[Collected data entries]

:::

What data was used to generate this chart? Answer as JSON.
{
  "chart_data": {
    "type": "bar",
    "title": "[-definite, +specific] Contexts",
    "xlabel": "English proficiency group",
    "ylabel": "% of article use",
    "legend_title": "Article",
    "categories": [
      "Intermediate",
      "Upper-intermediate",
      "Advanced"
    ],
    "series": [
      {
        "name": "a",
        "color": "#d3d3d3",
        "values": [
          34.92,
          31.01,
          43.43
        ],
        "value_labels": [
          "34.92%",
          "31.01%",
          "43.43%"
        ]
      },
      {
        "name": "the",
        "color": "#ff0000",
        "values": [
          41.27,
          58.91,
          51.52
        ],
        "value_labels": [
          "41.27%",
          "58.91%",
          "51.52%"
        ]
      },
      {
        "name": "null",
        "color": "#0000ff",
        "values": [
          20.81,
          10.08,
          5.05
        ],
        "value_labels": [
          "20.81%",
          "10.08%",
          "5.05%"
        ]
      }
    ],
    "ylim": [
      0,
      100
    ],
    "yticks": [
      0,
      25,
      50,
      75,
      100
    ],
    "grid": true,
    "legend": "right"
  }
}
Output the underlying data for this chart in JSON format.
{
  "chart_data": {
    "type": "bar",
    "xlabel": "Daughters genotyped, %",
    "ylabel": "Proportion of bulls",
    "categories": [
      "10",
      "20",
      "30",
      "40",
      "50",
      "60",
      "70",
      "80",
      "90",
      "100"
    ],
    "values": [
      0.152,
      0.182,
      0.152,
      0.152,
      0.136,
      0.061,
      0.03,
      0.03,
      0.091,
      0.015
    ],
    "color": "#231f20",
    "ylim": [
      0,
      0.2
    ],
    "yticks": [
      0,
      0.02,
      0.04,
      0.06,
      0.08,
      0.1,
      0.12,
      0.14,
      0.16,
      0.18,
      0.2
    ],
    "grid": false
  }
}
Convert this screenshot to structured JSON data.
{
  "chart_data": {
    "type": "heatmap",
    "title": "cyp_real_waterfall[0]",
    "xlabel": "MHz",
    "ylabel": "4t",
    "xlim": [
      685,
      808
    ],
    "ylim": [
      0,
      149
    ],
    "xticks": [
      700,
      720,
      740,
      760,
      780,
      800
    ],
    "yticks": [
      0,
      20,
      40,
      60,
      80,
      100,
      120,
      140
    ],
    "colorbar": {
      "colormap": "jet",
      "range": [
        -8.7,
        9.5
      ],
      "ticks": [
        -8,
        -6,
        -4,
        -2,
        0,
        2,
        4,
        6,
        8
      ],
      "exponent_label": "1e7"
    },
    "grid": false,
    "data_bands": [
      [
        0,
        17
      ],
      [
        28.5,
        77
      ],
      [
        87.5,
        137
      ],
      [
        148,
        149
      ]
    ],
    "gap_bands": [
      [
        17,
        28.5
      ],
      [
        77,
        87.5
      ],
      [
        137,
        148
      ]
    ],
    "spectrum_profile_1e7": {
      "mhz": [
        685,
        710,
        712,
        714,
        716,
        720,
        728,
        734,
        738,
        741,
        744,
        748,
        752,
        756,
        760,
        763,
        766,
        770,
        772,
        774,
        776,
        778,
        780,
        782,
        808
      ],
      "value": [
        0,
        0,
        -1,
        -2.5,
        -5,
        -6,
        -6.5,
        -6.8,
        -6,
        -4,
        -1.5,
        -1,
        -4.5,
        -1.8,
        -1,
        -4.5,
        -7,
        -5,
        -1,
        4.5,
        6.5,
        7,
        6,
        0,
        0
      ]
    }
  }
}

:::

Print all of the entries exactly as they are written.

__Written answer__:
What data was used to generate this chart? Answer as JSON.
{
  "chart_data": {
    "type": "bar",
    "title": "[-definite, +specific] Contexts",
    "xlabel": "English proficiency group",
    "ylabel": "% of article use",
    "legend_title": "Article",
    "categories": [
      "Intermediate",
      "Upper-intermediate",
      "Advanced"
    ],
    "series": [
      {
        "name": "a",
        "color": "#d3d3d3",
        "values": [
          34.92,
          31.01,
          43.43
        ],
        "value_labels": [
          "34.92%",
          "31.01%",
          "43.43%"
        ]
      },
      {
        "name": "the",
        "color": "#ff0000",
        "values": [
          41.27,
          58.91,
          51.52
        ],
        "value_labels": [
          "41.27%",
          "58.91%",
          "51.52%"
        ]
      },
      {
        "name": "null",
        "color": "#0000ff",
        "values": [
          20.81,
          10.08,
          5.05
        ],
        "value_labels": [
          "20.81%",
          "10.08%",
          "5.05%"
        ]
      }
    ],
    "ylim": [
      0,
      100
    ],
    "yticks": [
      0,
      25,
      50,
      75,
      100
    ],
    "grid": true,
    "legend": "right"
  }
}
Output the underlying data for this chart in JSON format.
{
  "chart_data": {
    "type": "bar",
    "xlabel": "Daughters genotyped, %",
    "ylabel": "Proportion of bulls",
    "categories": [
      "10",
      "20",
      "30",
      "40",
      "50",
      "60",
      "70",
      "80",
      "90",
      "100"
    ],
    "values": [
      0.152,
      0.182,
      0.152,
      0.152,
      0.136,
      0.061,
      0.03,
      0.03,
      0.091,
      0.015
    ],
    "color": "#231f20",
    "ylim": [
      0,
      0.2
    ],
    "yticks": [
      0,
      0.02,
      0.04,
      0.06,
      0.08,
      0.1,
      0.12,
      0.14,
      0.16,
      0.18,
      0.2
    ],
    "grid": false
  }
}
Convert this screenshot to structured JSON data.
{
  "chart_data": {
    "type": "heatmap",
    "title": "cyp_real_waterfall[0]",
    "xlabel": "MHz",
    "ylabel": "4t",
    "xlim": [
      685,
      808
    ],
    "ylim": [
      0,
      149
    ],
    "xticks": [
      700,
      720,
      740,
      760,
      780,
      800
    ],
    "yticks": [
      0,
      20,
      40,
      60,
      80,
      100,
      120,
      140
    ],
    "colorbar": {
      "colormap": "jet",
      "range": [
        -8.7,
        9.5
      ],
      "ticks": [
        -8,
        -6,
        -4,
        -2,
        0,
        2,
        4,
        6,
        8
      ],
      "exponent_label": "1e7"
    },
    "grid": false,
    "data_bands": [
      [
        0,
        17
      ],
      [
        28.5,
        77
      ],
      [
        87.5,
        137
      ],
      [
        148,
        149
      ]
    ],
    "gap_bands": [
      [
        17,
        28.5
      ],
      [
        77,
        87.5
      ],
      [
        137,
        148
      ]
    ],
    "spectrum_profile_1e7": {
      "mhz": [
        685,
        710,
        712,
        714,
        716,
        720,
        728,
        734,
        738,
        741,
        744,
        748,
        752,
        756,
        760,
        763,
        766,
        770,
        772,
        774,
        776,
        778,
        780,
        782,
        808
      ],
      "value": [
        0,
        0,
        -1,
        -2.5,
        -5,
        -6,
        -6.5,
        -6.8,
        -6,
        -4,
        -1.5,
        -1,
        -4.5,
        -1.8,
        -1,
        -4.5,
        -7,
        -5,
        -1,
        4.5,
        6.5,
        7,
        6,
        0,
        0
      ]
    }
  }
}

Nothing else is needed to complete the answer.